> **GOAL**
Produce an exact copy of all the records.

----------------------------------------

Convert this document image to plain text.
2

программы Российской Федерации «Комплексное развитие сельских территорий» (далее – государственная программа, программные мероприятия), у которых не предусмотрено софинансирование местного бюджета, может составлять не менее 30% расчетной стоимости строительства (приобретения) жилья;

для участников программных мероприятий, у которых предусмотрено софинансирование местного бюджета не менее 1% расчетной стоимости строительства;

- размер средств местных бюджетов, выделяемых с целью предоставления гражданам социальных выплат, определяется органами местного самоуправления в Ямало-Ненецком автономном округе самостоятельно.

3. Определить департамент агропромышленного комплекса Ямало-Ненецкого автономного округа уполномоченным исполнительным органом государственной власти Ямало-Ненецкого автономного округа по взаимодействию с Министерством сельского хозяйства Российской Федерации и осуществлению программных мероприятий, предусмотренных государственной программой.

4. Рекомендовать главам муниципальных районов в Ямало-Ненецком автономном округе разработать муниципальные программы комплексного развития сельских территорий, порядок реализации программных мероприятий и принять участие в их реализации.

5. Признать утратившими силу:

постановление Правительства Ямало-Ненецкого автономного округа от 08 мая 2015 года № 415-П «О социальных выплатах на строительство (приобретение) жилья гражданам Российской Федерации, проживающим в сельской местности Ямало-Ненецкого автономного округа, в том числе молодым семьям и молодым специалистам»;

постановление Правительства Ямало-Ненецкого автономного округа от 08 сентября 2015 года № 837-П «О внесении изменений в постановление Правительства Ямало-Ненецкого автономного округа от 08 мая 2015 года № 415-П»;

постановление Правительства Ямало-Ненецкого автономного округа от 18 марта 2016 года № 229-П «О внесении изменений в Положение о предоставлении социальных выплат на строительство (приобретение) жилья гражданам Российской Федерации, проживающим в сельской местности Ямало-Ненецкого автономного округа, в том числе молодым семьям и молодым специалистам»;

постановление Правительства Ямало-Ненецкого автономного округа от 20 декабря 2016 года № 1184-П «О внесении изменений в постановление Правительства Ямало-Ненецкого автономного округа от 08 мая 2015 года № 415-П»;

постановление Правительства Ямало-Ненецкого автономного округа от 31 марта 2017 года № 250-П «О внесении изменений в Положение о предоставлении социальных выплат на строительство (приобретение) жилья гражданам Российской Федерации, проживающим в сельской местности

----------------------------------------

> **EXERCISE OUTPUT**
Convert this document image to plain text.
2

программы Российской Федерации «Комплексное развитие сельских территорий» (далее – государственная программа, программные мероприятия), у которых не предусмотрено софинансирование местного бюджета, может составлять не менее 30% расчетной стоимости строительства (приобретения) жилья;

для участников программных мероприятий, у которых предусмотрено софинансирование местного бюджета не менее 1% расчетной стоимости строительства;

- размер средств местных бюджетов, выделяемых с целью предоставления гражданам социальных выплат, определяется органами местного самоуправления в Ямало-Ненецком автономном округе самостоятельно.

3. Определить департамент агропромышленного комплекса Ямало-Ненецкого автономного округа уполномоченным исполнительным органом государственной власти Ямало-Ненецкого автономного округа по взаимодействию с Министерством сельского хозяйства Российской Федерации и осуществлению программных мероприятий, предусмотренных государственной программой.

4. Рекомендовать главам муниципальных районов в Ямало-Ненецком автономном округе разработать муниципальные программы комплексного развития сельских территорий, порядок реализации программных мероприятий и принять участие в их реализации.

5. Признать утратившими силу:

постановление Правительства Ямало-Ненецкого автономного округа от 08 мая 2015 года № 415-П «О социальных выплатах на строительство (приобретение) жилья гражданам Российской Федерации, проживающим в сельской местности Ямало-Ненецкого автономного округа, в том числе молодым семьям и молодым специалистам»;

постановление Правительства Ямало-Ненецкого автономного округа от 08 сентября 2015 года № 837-П «О внесении изменений в постановление Правительства Ямало-Ненецкого автономного округа от 08 мая 2015 года № 415-П»;

постановление Правительства Ямало-Ненецкого автономного округа от 18 марта 2016 года № 229-П «О внесении изменений в Положение о предоставлении социальных выплат на строительство (приобретение) жилья гражданам Российской Федерации, проживающим в сельской местности Ямало-Ненецкого автономного округа, в том числе молодым семьям и молодым специалистам»;

постановление Правительства Ямало-Ненецкого автономного округа от 20 декабря 2016 года № 1184-П «О внесении изменений в постановление Правительства Ямало-Ненецкого автономного округа от 08 мая 2015 года № 415-П»;

постановление Правительства Ямало-Ненецкого автономного округа от 31 марта 2017 года № 250-П «О внесении изменений в Положение о предоставлении социальных выплат на строительство (приобретение) жилья гражданам Российской Федерации, проживающим в сельской местности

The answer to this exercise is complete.